Transcribe the records below exactly as they appear.

─── Entries ───

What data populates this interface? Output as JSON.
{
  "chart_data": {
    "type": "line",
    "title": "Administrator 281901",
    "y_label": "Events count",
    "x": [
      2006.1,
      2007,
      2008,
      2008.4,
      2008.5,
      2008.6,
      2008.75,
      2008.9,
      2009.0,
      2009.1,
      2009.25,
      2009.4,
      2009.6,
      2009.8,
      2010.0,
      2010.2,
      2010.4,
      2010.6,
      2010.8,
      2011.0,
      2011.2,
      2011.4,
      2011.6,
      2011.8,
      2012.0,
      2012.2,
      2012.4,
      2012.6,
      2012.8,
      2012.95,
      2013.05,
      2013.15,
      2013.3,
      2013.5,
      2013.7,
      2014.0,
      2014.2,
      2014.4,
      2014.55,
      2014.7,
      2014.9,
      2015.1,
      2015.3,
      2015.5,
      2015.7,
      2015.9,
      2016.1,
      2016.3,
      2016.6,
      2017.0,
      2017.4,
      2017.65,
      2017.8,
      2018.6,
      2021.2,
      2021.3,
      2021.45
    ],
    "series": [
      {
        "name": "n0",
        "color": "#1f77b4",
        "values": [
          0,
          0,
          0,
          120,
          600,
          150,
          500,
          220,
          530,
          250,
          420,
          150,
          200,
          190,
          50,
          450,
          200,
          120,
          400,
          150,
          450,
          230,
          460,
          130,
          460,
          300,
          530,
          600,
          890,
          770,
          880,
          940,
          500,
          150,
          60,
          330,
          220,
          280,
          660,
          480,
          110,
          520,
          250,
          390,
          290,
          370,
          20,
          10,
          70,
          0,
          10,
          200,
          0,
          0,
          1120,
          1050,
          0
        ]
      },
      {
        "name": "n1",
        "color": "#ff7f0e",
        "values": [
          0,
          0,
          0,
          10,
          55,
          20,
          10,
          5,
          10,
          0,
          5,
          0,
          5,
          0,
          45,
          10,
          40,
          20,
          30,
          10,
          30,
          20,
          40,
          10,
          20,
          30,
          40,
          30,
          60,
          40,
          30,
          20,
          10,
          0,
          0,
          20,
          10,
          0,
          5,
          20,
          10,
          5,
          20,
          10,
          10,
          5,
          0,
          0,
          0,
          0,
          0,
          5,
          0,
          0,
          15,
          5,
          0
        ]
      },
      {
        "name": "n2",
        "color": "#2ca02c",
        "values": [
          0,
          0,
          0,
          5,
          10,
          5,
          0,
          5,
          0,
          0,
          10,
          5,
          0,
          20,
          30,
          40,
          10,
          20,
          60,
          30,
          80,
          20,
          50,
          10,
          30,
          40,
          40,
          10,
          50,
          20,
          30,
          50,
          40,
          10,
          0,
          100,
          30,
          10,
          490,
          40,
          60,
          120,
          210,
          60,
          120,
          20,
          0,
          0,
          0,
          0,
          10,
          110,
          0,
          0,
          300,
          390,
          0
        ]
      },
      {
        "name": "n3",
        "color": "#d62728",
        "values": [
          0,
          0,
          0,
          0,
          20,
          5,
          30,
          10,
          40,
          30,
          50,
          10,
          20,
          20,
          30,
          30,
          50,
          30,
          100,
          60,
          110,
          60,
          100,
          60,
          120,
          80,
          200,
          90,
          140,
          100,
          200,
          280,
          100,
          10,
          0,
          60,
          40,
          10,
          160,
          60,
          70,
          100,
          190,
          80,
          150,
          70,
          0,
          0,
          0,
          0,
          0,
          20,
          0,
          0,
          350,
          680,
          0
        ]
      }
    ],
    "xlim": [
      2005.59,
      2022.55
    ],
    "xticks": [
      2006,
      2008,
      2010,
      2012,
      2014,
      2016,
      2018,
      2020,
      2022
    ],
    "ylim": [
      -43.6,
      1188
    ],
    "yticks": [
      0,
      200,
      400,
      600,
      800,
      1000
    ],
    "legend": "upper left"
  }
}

───

• [Full solution]:
What data populates this interface? Output as JSON.
{
  "chart_data": {
    "type": "line",
    "title": "Administrator 281901",
    "y_label": "Events count",
    "x": [
      2006.1,
      2007,
      2008,
      2008.4,
      2008.5,
      2008.6,
      2008.75,
      2008.9,
      2009.0,
      2009.1,
      2009.25,
      2009.4,
      2009.6,
      2009.8,
      2010.0,
      2010.2,
      2010.4,
      2010.6,
      2010.8,
      2011.0,
      2011.2,
      2011.4,
      2011.6,
      2011.8,
      2012.0,
      2012.2,
      2012.4,
      2012.6,
      2012.8,
      2012.95,
      2013.05,
      2013.15,
      2013.3,
      2013.5,
      2013.7,
      2014.0,
      2014.2,
      2014.4,
      2014.55,
      2014.7,
      2014.9,
      2015.1,
      2015.3,
      2015.5,
      2015.7,
      2015.9,
      2016.1,
      2016.3,
      2016.6,
      2017.0,
      2017.4,
      2017.65,
      2017.8,
      2018.6,
      2021.2,
      2021.3,
      2021.45
    ],
    "series": [
      {
        "name": "n0",
        "color": "#1f77b4",
        "values": [
          0,
          0,
          0,
          120,
          600,
          150,
          500,
          220,
          530,
          250,
          420,
          150,
          200,
          190,
          50,
          450,
          200,
          120,
          400,
          150,
          450,
          230,
          460,
          130,
          460,
          300,
          530,
          600,
          890,
          770,
          880,
          940,
          500,
          150,
          60,
          330,
          220,
          280,
          660,
          480,
          110,
          520,
          250,
          390,
          290,
          370,
          20,
          10,
          70,
          0,
          10,
          200,
          0,
          0,
          1120,
          1050,
          0
        ]
      },
      {
        "name": "n1",
        "color": "#ff7f0e",
        "values": [
          0,
          0,
          0,
          10,
          55,
          20,
          10,
          5,
          10,
          0,
          5,
          0,
          5,
          0,
          45,
          10,
          40,
          20,
          30,
          10,
          30,
          20,
          40,
          10,
          20,
          30,
          40,
          30,
          60,
          40,
          30,
          20,
          10,
          0,
          0,
          20,
          10,
          0,
          5,
          20,
          10,
          5,
          20,
          10,
          10,
          5,
          0,
          0,
          0,
          0,
          0,
          5,
          0,
          0,
          15,
          5,
          0
        ]
      },
      {
        "name": "n2",
        "color": "#2ca02c",
        "values": [
          0,
          0,
          0,
          5,
          10,
          5,
          0,
          5,
          0,
          0,
          10,
          5,
          0,
          20,
          30,
          40,
          10,
          20,
          60,
          30,
          80,
          20,
          50,
          10,
          30,
          40,
          40,
          10,
          50,
          20,
          30,
          50,
          40,
          10,
          0,
          100,
          30,
          10,
          490,
          40,
          60,
          120,
          210,
          60,
          120,
          20,
          0,
          0,
          0,
          0,
          10,
          110,
          0,
          0,
          300,
          390,
          0
        ]
      },
      {
        "name": "n3",
        "color": "#d62728",
        "values": [
          0,
          0,
          0,
          0,
          20,
          5,
          30,
          10,
          40,
          30,
          50,
          10,
          20,
          20,
          30,
          30,
          50,
          30,
          100,
          60,
          110,
          60,
          100,
          60,
          120,
          80,
          200,
          90,
          140,
          100,
          200,
          280,
          100,
          10,
          0,
          60,
          40,
          10,
          160,
          60,
          70,
          100,
          190,
          80,
          150,
          70,
          0,
          0,
          0,
          0,
          0,
          20,
          0,
          0,
          350,
          680,
          0
        ]
      }
    ],
    "xlim": [
      2005.59,
      2022.55
    ],
    "xticks": [
      2006,
      2008,
      2010,
      2012,
      2014,
      2016,
      2018,
      2020,
      2022
    ],
    "ylim": [
      -43.6,
      1188
    ],
    "yticks": [
      0,
      200,
      400,
      600,
      800,
      1000
    ],
    "legend": "upper left"
  }
}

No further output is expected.